• Task directions
Without the images, write out all of the following entries exactly.

================================

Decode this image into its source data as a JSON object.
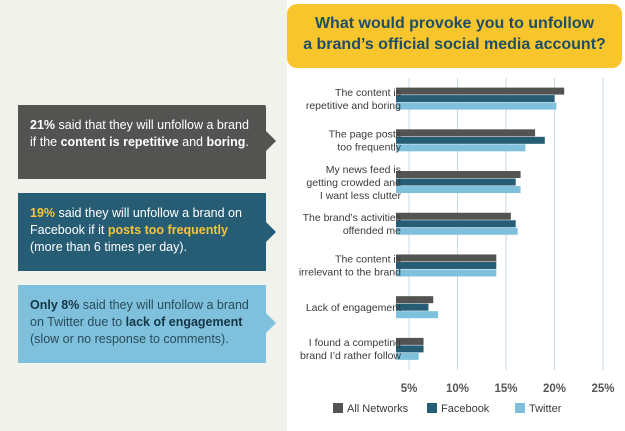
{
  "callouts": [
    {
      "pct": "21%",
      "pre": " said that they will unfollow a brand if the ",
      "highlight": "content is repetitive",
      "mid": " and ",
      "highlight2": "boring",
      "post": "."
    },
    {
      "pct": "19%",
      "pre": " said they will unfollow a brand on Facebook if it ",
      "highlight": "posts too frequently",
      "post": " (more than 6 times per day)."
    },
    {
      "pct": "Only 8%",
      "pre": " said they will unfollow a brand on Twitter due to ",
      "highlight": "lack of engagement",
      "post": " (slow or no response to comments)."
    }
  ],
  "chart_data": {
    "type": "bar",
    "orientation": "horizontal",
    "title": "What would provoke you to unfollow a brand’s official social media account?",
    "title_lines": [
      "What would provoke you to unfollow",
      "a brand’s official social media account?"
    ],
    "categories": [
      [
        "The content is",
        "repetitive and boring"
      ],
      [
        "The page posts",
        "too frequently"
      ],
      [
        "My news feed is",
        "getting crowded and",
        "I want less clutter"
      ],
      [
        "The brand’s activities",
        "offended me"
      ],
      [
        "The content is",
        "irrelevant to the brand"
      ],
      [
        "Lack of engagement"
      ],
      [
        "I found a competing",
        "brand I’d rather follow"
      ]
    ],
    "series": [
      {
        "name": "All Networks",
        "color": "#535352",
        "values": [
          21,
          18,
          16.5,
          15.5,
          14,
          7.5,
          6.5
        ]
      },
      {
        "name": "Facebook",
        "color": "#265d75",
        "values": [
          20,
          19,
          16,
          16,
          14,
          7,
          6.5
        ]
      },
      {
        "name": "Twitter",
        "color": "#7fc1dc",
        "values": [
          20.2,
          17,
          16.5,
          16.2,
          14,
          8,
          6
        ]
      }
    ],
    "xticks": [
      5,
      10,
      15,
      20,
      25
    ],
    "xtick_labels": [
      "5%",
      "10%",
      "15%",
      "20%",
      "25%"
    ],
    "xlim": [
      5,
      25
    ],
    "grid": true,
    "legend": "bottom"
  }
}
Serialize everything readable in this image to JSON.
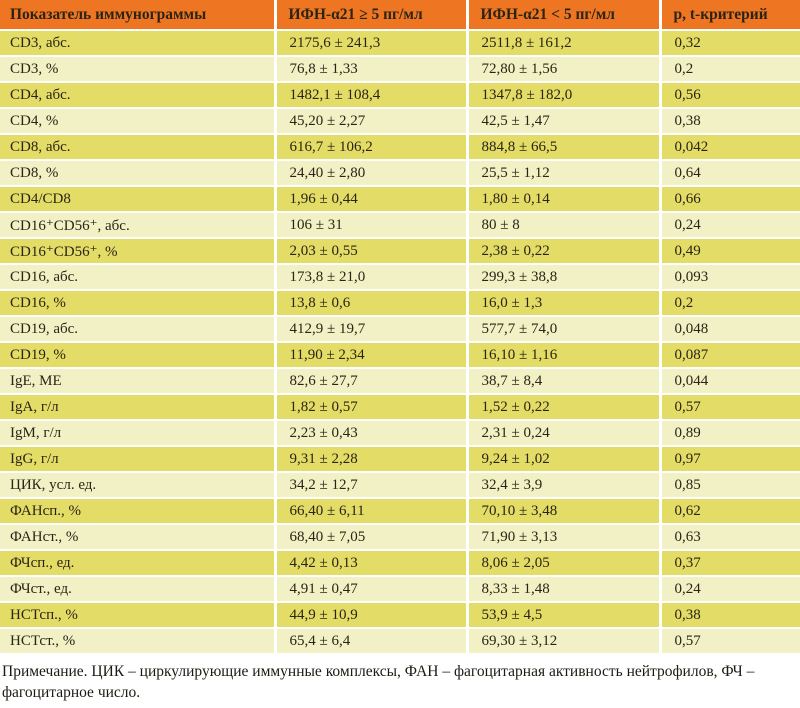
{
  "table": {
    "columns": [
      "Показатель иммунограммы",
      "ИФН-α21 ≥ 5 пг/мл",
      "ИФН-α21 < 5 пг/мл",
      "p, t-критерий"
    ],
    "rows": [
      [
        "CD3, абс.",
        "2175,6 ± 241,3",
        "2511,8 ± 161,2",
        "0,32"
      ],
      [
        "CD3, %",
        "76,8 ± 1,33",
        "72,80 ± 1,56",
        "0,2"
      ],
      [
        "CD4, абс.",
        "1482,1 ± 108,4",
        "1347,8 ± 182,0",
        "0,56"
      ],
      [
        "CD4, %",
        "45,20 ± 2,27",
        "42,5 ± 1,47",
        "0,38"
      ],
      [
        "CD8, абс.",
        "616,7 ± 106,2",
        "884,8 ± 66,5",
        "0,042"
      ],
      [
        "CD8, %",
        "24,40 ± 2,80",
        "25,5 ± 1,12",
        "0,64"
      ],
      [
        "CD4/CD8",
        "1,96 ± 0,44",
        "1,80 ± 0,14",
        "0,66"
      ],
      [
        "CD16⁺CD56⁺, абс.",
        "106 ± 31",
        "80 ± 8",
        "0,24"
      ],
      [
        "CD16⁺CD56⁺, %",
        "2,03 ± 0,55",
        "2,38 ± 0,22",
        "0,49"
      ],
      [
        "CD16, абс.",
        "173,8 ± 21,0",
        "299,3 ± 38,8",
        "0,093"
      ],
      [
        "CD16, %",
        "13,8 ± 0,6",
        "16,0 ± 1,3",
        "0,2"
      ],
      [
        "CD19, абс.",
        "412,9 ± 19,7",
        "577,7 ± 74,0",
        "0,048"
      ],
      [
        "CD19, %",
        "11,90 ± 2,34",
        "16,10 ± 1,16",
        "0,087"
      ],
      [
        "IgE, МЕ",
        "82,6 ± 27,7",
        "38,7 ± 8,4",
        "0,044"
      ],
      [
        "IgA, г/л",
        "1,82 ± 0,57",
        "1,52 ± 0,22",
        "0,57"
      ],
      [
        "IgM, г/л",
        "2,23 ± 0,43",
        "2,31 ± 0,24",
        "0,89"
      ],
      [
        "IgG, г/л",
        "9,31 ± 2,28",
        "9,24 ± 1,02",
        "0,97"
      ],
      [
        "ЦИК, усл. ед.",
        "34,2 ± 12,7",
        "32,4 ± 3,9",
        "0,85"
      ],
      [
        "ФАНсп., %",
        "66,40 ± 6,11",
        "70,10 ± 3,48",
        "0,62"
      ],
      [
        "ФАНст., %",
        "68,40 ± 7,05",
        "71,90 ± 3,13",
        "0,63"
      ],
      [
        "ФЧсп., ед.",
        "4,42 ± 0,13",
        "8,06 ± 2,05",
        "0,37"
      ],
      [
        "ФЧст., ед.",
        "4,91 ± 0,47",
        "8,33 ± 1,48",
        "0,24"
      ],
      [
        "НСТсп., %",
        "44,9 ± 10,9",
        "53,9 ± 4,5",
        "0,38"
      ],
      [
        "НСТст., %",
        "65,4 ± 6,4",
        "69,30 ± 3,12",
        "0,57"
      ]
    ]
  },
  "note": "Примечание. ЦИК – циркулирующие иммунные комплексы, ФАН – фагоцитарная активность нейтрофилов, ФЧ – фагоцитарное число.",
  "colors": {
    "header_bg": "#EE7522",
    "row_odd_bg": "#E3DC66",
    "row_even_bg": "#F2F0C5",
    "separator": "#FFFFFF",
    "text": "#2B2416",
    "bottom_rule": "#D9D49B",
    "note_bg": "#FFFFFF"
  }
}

================================

• Exercise answer
Decode this image into its source data as a JSON object.
{
  "callouts": [
    {
      "pct": "21%",
      "pre": " said that they will unfollow a brand if the ",
      "highlight": "content is repetitive",
      "mid": " and ",
      "highlight2": "boring",
      "post": "."
    },
    {
      "pct": "19%",
      "pre": " said they will unfollow a brand on Facebook if it ",
      "highlight": "posts too frequently",
      "post": " (more than 6 times per day)."
    },
    {
      "pct": "Only 8%",
      "pre": " said they will unfollow a brand on Twitter due to ",
      "highlight": "lack of engagement",
      "post": " (slow or no response to comments)."
    }
  ],
  "chart_data": {
    "type": "bar",
    "orientation": "horizontal",
    "title": "What would provoke you to unfollow a brand’s official social media account?",
    "title_lines": [
      "What would provoke you to unfollow",
      "a brand’s official social media account?"
    ],
    "categories": [
      [
        "The content is",
        "repetitive and boring"
      ],
      [
        "The page posts",
        "too frequently"
      ],
      [
        "My news feed is",
        "getting crowded and",
        "I want less clutter"
      ],
      [
        "The brand’s activities",
        "offended me"
      ],
      [
        "The content is",
        "irrelevant to the brand"
      ],
      [
        "Lack of engagement"
      ],
      [
        "I found a competing",
        "brand I’d rather follow"
      ]
    ],
    "series": [
      {
        "name": "All Networks",
        "color": "#535352",
        "values": [
          21,
          18,
          16.5,
          15.5,
          14,
          7.5,
          6.5
        ]
      },
      {
        "name": "Facebook",
        "color": "#265d75",
        "values": [
          20,
          19,
          16,
          16,
          14,
          7,
          6.5
        ]
      },
      {
        "name": "Twitter",
        "color": "#7fc1dc",
        "values": [
          20.2,
          17,
          16.5,
          16.2,
          14,
          8,
          6
        ]
      }
    ],
    "xticks": [
      5,
      10,
      15,
      20,
      25
    ],
    "xtick_labels": [
      "5%",
      "10%",
      "15%",
      "20%",
      "25%"
    ],
    "xlim": [
      5,
      25
    ],
    "grid": true,
    "legend": "bottom"
  }
}
Serialize everything readable in this image to JSON.
{
  "table": {
    "columns": [
      "Показатель иммунограммы",
      "ИФН-α21 ≥ 5 пг/мл",
      "ИФН-α21 < 5 пг/мл",
      "p, t-критерий"
    ],
    "rows": [
      [
        "CD3, абс.",
        "2175,6 ± 241,3",
        "2511,8 ± 161,2",
        "0,32"
      ],
      [
        "CD3, %",
        "76,8 ± 1,33",
        "72,80 ± 1,56",
        "0,2"
      ],
      [
        "CD4, абс.",
        "1482,1 ± 108,4",
        "1347,8 ± 182,0",
        "0,56"
      ],
      [
        "CD4, %",
        "45,20 ± 2,27",
        "42,5 ± 1,47",
        "0,38"
      ],
      [
        "CD8, абс.",
        "616,7 ± 106,2",
        "884,8 ± 66,5",
        "0,042"
      ],
      [
        "CD8, %",
        "24,40 ± 2,80",
        "25,5 ± 1,12",
        "0,64"
      ],
      [
        "CD4/CD8",
        "1,96 ± 0,44",
        "1,80 ± 0,14",
        "0,66"
      ],
      [
        "CD16⁺CD56⁺, абс.",
        "106 ± 31",
        "80 ± 8",
        "0,24"
      ],
      [
        "CD16⁺CD56⁺, %",
        "2,03 ± 0,55",
        "2,38 ± 0,22",
        "0,49"
      ],
      [
        "CD16, абс.",
        "173,8 ± 21,0",
        "299,3 ± 38,8",
        "0,093"
      ],
      [
        "CD16, %",
        "13,8 ± 0,6",
        "16,0 ± 1,3",
        "0,2"
      ],
      [
        "CD19, абс.",
        "412,9 ± 19,7",
        "577,7 ± 74,0",
        "0,048"
      ],
      [
        "CD19, %",
        "11,90 ± 2,34",
        "16,10 ± 1,16",
        "0,087"
      ],
      [
        "IgE, МЕ",
        "82,6 ± 27,7",
        "38,7 ± 8,4",
        "0,044"
      ],
      [
        "IgA, г/л",
        "1,82 ± 0,57",
        "1,52 ± 0,22",
        "0,57"
      ],
      [
        "IgM, г/л",
        "2,23 ± 0,43",
        "2,31 ± 0,24",
        "0,89"
      ],
      [
        "IgG, г/л",
        "9,31 ± 2,28",
        "9,24 ± 1,02",
        "0,97"
      ],
      [
        "ЦИК, усл. ед.",
        "34,2 ± 12,7",
        "32,4 ± 3,9",
        "0,85"
      ],
      [
        "ФАНсп., %",
        "66,40 ± 6,11",
        "70,10 ± 3,48",
        "0,62"
      ],
      [
        "ФАНст., %",
        "68,40 ± 7,05",
        "71,90 ± 3,13",
        "0,63"
      ],
      [
        "ФЧсп., ед.",
        "4,42 ± 0,13",
        "8,06 ± 2,05",
        "0,37"
      ],
      [
        "ФЧст., ед.",
        "4,91 ± 0,47",
        "8,33 ± 1,48",
        "0,24"
      ],
      [
        "НСТсп., %",
        "44,9 ± 10,9",
        "53,9 ± 4,5",
        "0,38"
      ],
      [
        "НСТст., %",
        "65,4 ± 6,4",
        "69,30 ± 3,12",
        "0,57"
      ]
    ]
  },
  "note": "Примечание. ЦИК – циркулирующие иммунные комплексы, ФАН – фагоцитарная активность нейтрофилов, ФЧ – фагоцитарное число.",
  "colors": {
    "header_bg": "#EE7522",
    "row_odd_bg": "#E3DC66",
    "row_even_bg": "#F2F0C5",
    "separator": "#FFFFFF",
    "text": "#2B2416",
    "bottom_rule": "#D9D49B",
    "note_bg": "#FFFFFF"
  }
}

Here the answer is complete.